(Items listed in a dataset)
________
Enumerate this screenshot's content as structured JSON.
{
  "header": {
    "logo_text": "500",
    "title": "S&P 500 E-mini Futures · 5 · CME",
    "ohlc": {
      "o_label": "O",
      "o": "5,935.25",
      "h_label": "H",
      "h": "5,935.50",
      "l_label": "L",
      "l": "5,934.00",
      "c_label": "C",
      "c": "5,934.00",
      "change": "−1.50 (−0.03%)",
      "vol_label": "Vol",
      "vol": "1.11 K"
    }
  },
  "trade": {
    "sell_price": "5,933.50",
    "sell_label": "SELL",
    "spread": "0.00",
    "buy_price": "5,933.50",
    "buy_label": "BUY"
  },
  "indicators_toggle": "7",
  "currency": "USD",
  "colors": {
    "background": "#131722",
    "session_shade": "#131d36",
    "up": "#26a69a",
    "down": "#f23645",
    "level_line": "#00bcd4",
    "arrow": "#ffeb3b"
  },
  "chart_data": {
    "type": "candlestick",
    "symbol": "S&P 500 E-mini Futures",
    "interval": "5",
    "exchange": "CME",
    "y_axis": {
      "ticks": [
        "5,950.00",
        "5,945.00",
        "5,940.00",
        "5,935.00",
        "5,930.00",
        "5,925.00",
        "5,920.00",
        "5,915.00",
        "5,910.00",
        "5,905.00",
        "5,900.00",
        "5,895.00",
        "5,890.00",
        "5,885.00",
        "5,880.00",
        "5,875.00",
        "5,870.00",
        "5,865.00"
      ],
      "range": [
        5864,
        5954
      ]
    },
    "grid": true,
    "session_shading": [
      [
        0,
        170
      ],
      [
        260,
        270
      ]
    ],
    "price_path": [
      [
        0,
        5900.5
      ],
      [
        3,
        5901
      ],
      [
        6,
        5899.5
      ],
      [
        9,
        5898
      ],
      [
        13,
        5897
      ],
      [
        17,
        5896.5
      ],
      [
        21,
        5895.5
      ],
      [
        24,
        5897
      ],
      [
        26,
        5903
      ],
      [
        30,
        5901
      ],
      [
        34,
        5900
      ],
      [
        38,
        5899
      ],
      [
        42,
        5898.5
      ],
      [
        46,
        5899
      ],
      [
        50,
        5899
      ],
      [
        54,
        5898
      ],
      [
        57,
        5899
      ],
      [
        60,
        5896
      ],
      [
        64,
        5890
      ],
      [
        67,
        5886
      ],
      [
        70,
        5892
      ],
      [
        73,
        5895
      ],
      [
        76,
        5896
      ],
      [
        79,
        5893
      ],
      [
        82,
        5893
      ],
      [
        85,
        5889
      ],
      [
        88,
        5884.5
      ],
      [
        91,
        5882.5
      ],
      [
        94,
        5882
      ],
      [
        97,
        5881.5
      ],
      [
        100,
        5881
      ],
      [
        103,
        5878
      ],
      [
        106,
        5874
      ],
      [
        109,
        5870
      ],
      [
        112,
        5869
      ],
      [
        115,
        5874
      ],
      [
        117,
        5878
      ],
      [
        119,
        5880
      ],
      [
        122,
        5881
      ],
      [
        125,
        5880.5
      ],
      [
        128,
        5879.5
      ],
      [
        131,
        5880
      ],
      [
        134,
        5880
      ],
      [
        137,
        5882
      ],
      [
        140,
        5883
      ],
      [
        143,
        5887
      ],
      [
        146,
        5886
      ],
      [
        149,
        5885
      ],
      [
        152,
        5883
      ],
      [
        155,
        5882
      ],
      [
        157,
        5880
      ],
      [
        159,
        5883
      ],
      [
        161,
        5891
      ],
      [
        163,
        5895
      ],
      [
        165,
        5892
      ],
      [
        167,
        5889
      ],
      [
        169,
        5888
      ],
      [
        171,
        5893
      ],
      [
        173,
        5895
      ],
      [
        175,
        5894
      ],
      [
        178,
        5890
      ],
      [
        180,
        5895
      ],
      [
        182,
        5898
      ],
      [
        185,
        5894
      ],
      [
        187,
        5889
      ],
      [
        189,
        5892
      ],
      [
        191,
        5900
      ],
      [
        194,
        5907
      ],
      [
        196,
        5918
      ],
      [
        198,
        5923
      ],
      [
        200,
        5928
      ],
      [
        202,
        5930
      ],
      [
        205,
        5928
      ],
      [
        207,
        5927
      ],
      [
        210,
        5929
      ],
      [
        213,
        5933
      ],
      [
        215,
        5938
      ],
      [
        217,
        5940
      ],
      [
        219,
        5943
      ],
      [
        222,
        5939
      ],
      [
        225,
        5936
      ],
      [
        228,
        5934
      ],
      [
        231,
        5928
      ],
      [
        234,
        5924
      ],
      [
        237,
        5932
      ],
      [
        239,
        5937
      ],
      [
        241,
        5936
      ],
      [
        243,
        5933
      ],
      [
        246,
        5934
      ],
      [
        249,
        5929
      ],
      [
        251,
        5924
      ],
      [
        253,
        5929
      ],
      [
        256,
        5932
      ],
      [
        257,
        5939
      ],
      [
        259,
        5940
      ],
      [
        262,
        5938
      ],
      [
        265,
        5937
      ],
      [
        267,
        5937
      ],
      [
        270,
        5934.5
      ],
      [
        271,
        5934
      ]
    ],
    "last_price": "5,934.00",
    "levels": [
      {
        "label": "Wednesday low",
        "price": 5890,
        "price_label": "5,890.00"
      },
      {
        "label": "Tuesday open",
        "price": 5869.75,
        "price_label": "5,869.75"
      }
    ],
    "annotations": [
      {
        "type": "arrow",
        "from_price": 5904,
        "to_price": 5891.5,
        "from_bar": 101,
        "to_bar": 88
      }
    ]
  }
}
________
Written exercise
Every line containing the string "mini" must be listed.

The reply
    "title": "S&P 500 E-mini Futures · 5 · CME",
    "symbol": "S&P 500 E-mini Futures",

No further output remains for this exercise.